Information provided:

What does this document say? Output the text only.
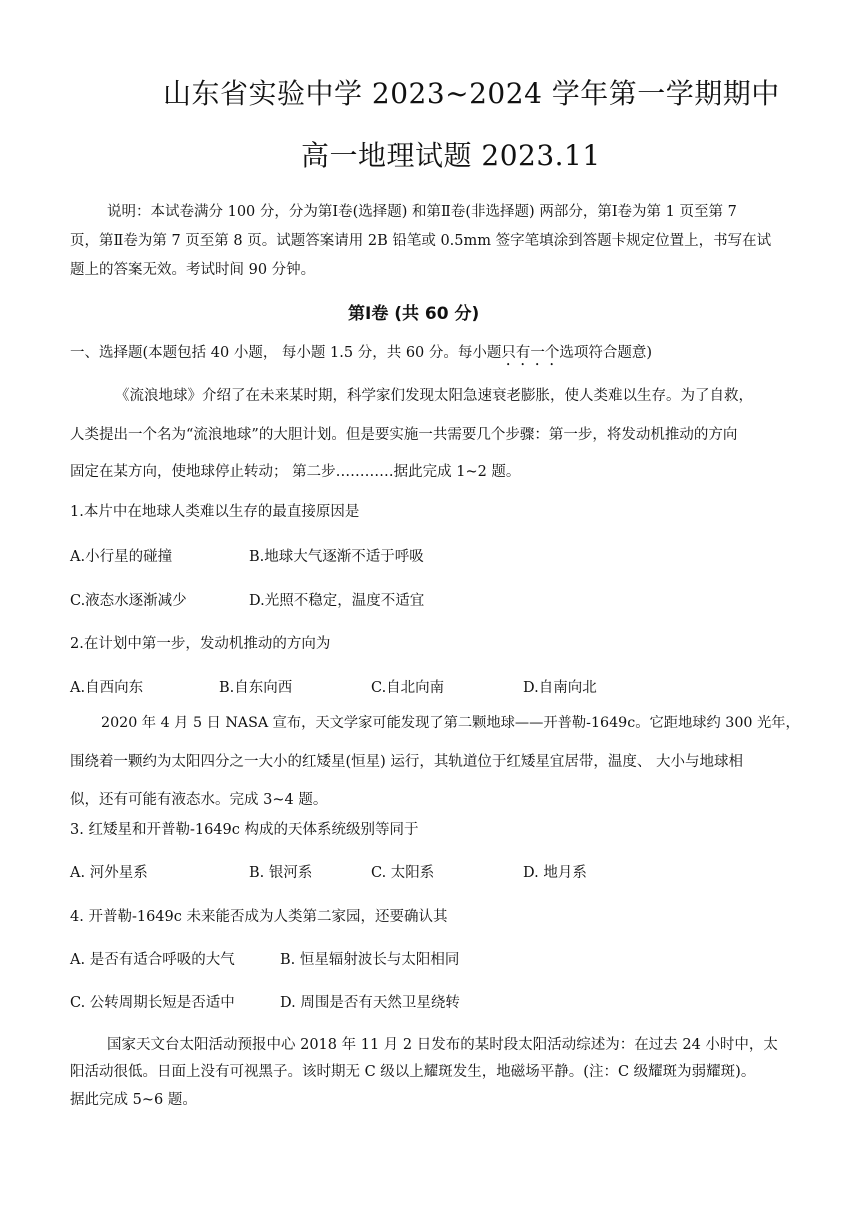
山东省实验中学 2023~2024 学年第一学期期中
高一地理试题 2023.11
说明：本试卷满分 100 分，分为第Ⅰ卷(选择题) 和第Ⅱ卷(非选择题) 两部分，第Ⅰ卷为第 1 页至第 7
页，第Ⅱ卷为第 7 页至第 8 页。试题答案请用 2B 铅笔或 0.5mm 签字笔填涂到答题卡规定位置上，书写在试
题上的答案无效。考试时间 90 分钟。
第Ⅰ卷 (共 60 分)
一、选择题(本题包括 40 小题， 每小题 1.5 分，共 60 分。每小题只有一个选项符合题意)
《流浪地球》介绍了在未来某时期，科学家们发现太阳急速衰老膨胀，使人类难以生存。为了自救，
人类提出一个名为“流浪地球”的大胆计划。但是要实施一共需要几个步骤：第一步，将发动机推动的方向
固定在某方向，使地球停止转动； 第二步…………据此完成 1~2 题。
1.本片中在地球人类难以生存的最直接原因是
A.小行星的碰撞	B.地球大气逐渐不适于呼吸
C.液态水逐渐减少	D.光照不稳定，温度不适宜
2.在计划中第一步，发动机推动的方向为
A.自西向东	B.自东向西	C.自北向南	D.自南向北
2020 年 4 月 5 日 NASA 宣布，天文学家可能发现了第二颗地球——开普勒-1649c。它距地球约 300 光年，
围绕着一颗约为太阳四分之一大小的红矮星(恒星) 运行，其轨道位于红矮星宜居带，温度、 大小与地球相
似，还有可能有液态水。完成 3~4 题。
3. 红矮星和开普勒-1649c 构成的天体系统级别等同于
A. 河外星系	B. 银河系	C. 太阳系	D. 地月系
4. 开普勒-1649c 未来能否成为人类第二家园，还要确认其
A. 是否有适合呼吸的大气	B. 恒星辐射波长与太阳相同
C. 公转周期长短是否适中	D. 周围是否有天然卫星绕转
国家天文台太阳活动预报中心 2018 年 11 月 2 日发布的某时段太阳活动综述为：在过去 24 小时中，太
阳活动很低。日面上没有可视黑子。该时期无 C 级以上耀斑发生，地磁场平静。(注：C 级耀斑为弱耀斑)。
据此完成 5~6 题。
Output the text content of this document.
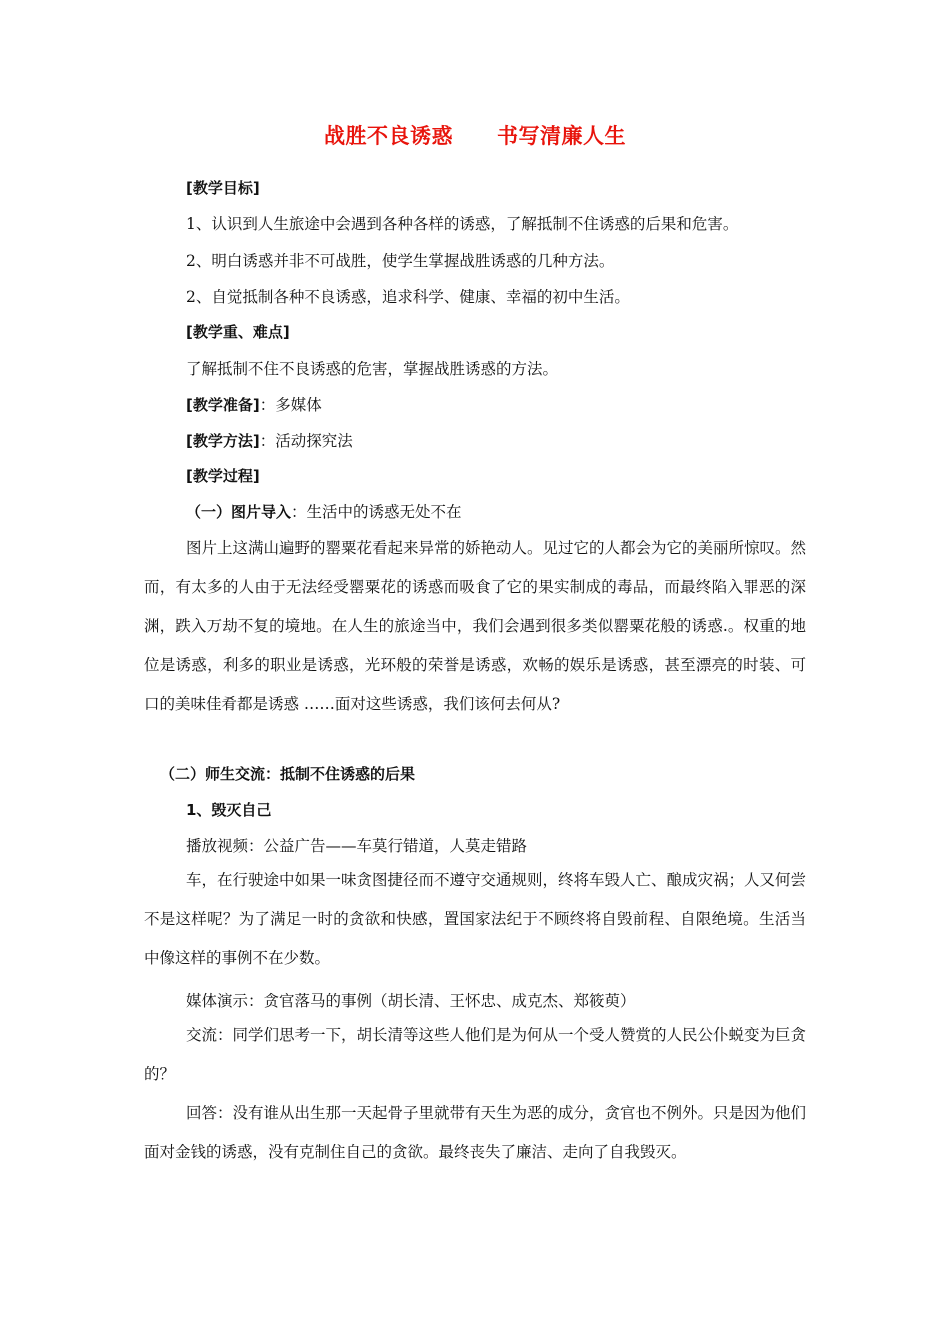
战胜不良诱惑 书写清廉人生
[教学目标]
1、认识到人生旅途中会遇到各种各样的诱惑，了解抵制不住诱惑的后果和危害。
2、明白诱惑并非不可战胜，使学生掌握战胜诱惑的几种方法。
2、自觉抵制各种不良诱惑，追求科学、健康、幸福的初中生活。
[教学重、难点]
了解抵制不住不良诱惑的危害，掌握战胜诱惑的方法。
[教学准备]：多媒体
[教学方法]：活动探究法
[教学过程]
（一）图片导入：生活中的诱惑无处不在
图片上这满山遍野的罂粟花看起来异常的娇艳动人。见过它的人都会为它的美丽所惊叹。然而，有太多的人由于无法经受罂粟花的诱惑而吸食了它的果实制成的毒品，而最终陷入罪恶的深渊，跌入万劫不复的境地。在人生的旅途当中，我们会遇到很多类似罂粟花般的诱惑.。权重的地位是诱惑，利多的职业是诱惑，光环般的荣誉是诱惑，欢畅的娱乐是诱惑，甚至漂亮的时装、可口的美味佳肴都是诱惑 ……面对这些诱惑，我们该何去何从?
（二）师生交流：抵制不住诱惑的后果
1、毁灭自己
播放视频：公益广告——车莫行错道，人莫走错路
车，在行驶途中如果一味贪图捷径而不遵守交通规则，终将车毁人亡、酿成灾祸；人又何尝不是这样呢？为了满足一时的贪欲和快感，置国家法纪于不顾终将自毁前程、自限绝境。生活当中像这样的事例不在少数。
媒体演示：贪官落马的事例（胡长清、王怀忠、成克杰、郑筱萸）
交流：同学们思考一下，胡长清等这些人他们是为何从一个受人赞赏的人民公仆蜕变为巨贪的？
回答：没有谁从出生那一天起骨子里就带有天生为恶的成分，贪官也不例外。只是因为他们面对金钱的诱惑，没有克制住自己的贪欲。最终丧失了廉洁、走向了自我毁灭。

Short exercise: Extract all lines containing the word "document".

Finished task:
What does this document say? Output the text only.
Output the text content of this document.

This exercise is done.